• **Stored entries**:
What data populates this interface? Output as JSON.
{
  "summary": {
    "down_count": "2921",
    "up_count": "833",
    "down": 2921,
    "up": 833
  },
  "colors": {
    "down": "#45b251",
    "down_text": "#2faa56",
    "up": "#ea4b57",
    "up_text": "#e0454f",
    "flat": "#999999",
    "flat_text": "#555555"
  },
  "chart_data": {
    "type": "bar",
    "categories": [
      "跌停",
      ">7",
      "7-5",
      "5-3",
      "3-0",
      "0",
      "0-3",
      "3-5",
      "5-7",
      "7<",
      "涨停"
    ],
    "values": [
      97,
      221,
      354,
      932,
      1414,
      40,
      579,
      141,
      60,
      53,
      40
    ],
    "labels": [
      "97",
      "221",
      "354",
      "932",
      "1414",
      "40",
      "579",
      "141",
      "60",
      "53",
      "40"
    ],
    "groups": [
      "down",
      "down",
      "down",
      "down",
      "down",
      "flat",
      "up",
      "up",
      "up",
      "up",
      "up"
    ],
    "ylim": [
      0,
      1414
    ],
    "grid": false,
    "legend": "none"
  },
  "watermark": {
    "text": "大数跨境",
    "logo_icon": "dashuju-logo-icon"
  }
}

• **Goal**: Reproduce the full set of records precisely.

• **Result of this task**:
What data populates this interface? Output as JSON.
{
  "summary": {
    "down_count": "2921",
    "up_count": "833",
    "down": 2921,
    "up": 833
  },
  "colors": {
    "down": "#45b251",
    "down_text": "#2faa56",
    "up": "#ea4b57",
    "up_text": "#e0454f",
    "flat": "#999999",
    "flat_text": "#555555"
  },
  "chart_data": {
    "type": "bar",
    "categories": [
      "跌停",
      ">7",
      "7-5",
      "5-3",
      "3-0",
      "0",
      "0-3",
      "3-5",
      "5-7",
      "7<",
      "涨停"
    ],
    "values": [
      97,
      221,
      354,
      932,
      1414,
      40,
      579,
      141,
      60,
      53,
      40
    ],
    "labels": [
      "97",
      "221",
      "354",
      "932",
      "1414",
      "40",
      "579",
      "141",
      "60",
      "53",
      "40"
    ],
    "groups": [
      "down",
      "down",
      "down",
      "down",
      "down",
      "flat",
      "up",
      "up",
      "up",
      "up",
      "up"
    ],
    "ylim": [
      0,
      1414
    ],
    "grid": false,
    "legend": "none"
  },
  "watermark": {
    "text": "大数跨境",
    "logo_icon": "dashuju-logo-icon"
  }
}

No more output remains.